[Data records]
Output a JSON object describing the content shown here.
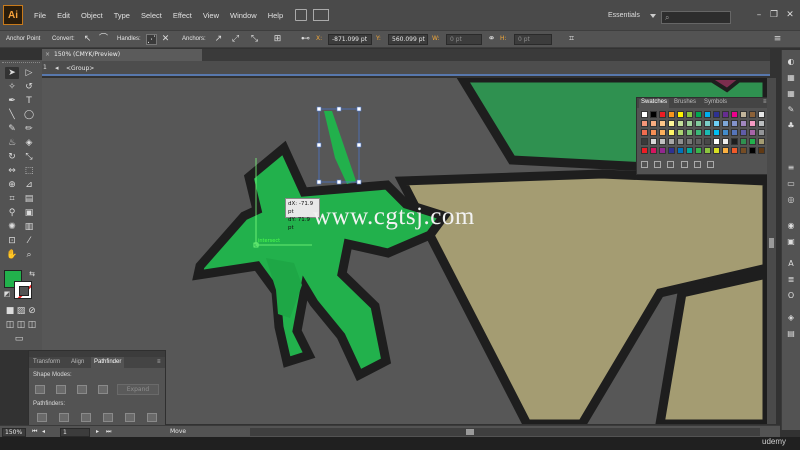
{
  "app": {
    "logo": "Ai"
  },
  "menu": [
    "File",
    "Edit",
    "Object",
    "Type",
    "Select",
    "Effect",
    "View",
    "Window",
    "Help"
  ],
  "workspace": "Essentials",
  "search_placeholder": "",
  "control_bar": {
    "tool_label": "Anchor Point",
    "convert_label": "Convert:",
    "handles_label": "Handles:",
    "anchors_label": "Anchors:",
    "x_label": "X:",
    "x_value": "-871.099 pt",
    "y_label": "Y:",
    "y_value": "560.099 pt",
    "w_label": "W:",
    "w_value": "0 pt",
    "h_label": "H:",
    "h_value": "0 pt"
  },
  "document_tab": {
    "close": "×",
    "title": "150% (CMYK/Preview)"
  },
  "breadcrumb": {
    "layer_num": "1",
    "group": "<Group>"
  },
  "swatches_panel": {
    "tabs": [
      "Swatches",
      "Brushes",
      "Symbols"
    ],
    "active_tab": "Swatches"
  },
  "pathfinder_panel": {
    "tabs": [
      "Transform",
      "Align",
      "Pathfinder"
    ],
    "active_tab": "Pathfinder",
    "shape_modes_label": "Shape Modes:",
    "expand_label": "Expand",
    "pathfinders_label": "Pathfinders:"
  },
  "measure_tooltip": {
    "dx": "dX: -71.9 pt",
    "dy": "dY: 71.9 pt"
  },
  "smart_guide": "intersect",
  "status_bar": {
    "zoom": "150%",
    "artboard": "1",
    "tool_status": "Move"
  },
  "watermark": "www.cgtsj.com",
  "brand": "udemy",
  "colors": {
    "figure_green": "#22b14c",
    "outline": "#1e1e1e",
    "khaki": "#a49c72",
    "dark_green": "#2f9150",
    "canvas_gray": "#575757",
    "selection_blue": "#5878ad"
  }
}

[Task] Repeat each line of the records above exactly, but do not copy the pictures.

[Answer to this task]
Output a JSON object describing the content shown here.
{
  "app": {
    "logo": "Ai"
  },
  "menu": [
    "File",
    "Edit",
    "Object",
    "Type",
    "Select",
    "Effect",
    "View",
    "Window",
    "Help"
  ],
  "workspace": "Essentials",
  "search_placeholder": "",
  "control_bar": {
    "tool_label": "Anchor Point",
    "convert_label": "Convert:",
    "handles_label": "Handles:",
    "anchors_label": "Anchors:",
    "x_label": "X:",
    "x_value": "-871.099 pt",
    "y_label": "Y:",
    "y_value": "560.099 pt",
    "w_label": "W:",
    "w_value": "0 pt",
    "h_label": "H:",
    "h_value": "0 pt"
  },
  "document_tab": {
    "close": "×",
    "title": "150% (CMYK/Preview)"
  },
  "breadcrumb": {
    "layer_num": "1",
    "group": "<Group>"
  },
  "swatches_panel": {
    "tabs": [
      "Swatches",
      "Brushes",
      "Symbols"
    ],
    "active_tab": "Swatches"
  },
  "pathfinder_panel": {
    "tabs": [
      "Transform",
      "Align",
      "Pathfinder"
    ],
    "active_tab": "Pathfinder",
    "shape_modes_label": "Shape Modes:",
    "expand_label": "Expand",
    "pathfinders_label": "Pathfinders:"
  },
  "measure_tooltip": {
    "dx": "dX: -71.9 pt",
    "dy": "dY: 71.9 pt"
  },
  "smart_guide": "intersect",
  "status_bar": {
    "zoom": "150%",
    "artboard": "1",
    "tool_status": "Move"
  },
  "watermark": "www.cgtsj.com",
  "brand": "udemy",
  "colors": {
    "figure_green": "#22b14c",
    "outline": "#1e1e1e",
    "khaki": "#a49c72",
    "dark_green": "#2f9150",
    "canvas_gray": "#575757",
    "selection_blue": "#5878ad"
  }
}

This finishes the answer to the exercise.